§ **Available data**:
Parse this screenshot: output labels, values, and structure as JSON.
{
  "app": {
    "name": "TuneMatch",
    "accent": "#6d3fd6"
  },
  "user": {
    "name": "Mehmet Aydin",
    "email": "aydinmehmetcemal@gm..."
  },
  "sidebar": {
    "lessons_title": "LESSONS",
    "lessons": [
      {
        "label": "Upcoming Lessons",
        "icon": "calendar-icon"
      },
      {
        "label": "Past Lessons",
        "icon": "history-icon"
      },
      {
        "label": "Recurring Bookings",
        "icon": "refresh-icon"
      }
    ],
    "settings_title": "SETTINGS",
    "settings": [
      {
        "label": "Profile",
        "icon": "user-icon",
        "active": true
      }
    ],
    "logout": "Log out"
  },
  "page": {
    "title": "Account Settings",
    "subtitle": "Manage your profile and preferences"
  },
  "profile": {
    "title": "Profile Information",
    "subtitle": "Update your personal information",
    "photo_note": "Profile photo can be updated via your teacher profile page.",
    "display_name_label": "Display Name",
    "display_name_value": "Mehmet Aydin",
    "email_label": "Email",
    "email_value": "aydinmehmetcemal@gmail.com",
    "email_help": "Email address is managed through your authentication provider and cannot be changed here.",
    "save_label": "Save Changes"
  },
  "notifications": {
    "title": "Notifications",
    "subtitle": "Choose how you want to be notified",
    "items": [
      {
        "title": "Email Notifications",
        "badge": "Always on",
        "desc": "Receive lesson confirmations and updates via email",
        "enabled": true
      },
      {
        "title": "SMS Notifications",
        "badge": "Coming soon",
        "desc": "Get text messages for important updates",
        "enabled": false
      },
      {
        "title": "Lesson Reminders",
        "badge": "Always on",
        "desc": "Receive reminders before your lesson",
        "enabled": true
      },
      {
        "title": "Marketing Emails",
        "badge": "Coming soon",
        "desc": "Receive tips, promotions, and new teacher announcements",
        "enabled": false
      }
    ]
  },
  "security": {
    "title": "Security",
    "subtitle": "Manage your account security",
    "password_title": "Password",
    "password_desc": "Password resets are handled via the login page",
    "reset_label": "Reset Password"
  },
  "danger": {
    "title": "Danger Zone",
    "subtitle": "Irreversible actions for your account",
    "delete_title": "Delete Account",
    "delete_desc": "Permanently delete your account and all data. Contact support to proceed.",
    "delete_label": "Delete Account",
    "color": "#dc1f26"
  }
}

§ **Goal**: What is the number of lines in these records that contain "teacher"? Reply with the number only.

§ **Result of the exercise**: 2